▶ Exercise: Give the number of lines holding the string "information" and nothing more.

▶ Task material:

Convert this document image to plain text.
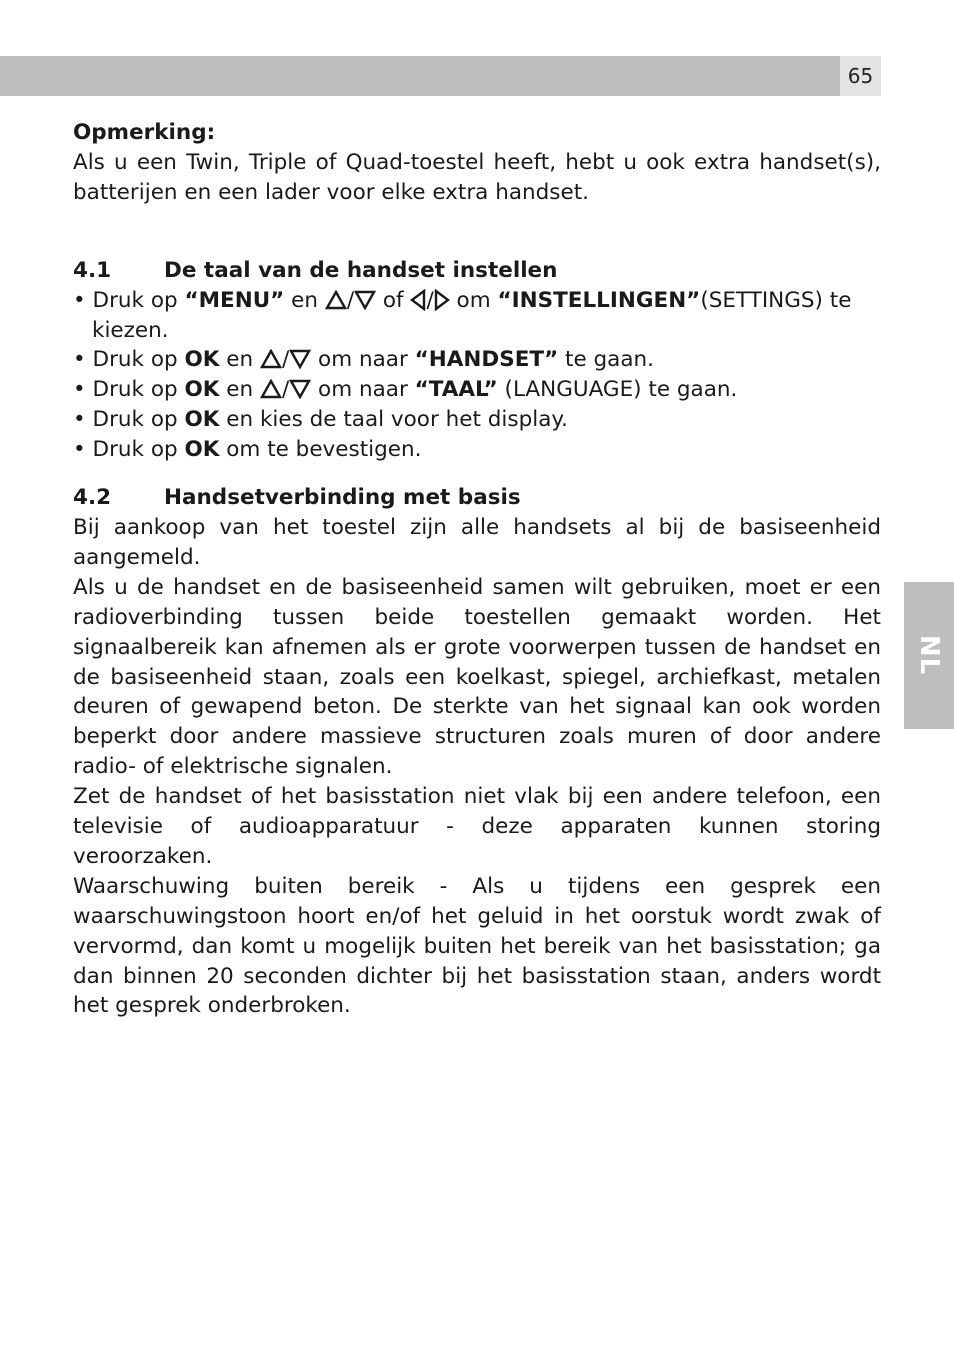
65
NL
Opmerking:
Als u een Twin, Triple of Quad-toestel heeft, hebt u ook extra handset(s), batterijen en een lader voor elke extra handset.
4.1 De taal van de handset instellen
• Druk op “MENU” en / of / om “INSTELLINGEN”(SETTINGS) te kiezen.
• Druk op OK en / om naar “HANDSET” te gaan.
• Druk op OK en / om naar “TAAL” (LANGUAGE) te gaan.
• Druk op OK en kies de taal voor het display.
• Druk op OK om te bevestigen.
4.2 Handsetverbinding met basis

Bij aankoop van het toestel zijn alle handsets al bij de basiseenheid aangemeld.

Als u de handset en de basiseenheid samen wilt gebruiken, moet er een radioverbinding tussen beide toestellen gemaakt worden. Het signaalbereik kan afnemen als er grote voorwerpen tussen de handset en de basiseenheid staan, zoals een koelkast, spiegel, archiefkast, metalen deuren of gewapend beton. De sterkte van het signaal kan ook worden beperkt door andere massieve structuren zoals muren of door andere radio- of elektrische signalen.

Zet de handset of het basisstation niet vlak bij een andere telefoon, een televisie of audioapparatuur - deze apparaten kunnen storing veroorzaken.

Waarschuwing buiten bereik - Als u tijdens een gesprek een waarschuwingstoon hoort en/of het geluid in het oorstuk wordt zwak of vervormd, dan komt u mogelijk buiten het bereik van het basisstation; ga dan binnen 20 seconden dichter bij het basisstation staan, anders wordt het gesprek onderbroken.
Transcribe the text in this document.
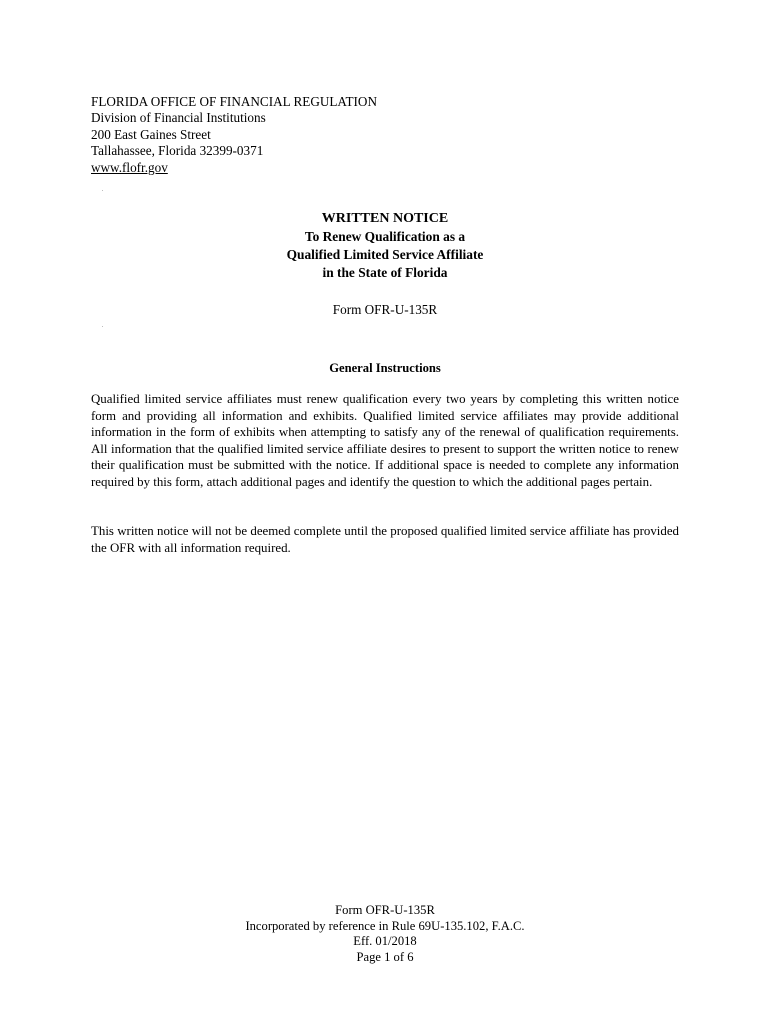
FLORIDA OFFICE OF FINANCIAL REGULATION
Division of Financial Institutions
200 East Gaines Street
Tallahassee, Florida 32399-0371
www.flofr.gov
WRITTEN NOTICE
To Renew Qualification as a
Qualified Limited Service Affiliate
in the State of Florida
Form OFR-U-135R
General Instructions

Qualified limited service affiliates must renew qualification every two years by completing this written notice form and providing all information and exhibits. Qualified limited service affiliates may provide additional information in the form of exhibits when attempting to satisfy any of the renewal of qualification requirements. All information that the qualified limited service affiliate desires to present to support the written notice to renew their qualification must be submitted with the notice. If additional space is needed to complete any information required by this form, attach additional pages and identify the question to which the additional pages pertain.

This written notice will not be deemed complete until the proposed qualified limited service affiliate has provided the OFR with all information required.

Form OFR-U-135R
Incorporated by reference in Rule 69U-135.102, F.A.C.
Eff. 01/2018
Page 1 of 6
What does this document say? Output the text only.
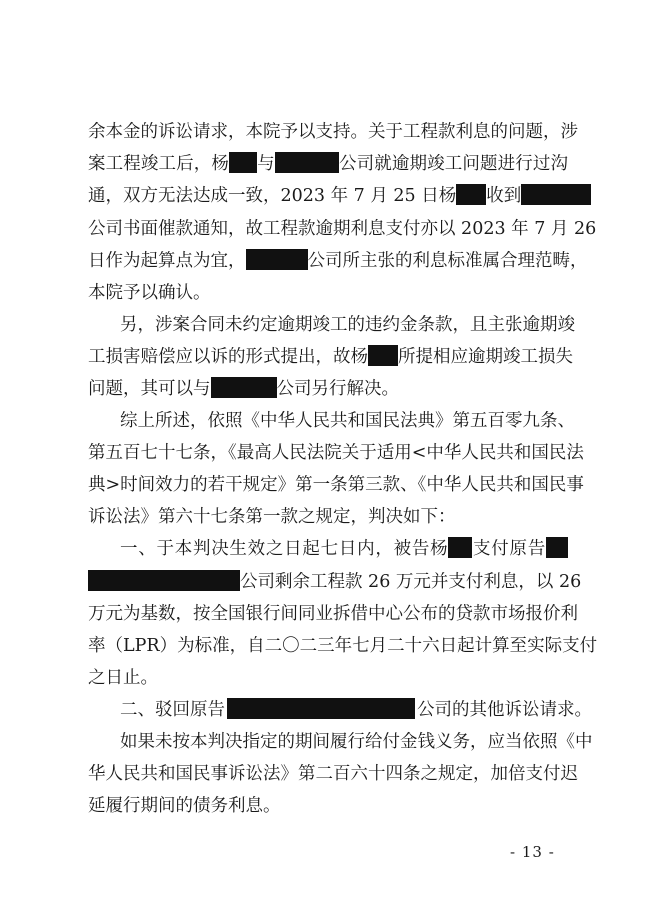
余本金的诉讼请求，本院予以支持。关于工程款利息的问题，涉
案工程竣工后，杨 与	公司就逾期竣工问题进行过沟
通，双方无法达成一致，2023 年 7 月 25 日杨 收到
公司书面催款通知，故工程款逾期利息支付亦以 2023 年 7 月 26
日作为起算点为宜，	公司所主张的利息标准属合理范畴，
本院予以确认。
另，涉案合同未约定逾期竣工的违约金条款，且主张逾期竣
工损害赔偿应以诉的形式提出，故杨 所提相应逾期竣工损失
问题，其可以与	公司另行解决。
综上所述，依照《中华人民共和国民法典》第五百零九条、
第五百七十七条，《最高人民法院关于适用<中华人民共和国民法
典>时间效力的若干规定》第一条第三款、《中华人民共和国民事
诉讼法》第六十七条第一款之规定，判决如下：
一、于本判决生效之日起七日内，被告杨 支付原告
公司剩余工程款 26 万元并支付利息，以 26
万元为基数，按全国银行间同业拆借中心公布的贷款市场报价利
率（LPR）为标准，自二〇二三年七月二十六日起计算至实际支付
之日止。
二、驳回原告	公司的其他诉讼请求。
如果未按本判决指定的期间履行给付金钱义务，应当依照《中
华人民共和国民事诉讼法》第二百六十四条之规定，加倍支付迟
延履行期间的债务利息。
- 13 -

▶ The output: 2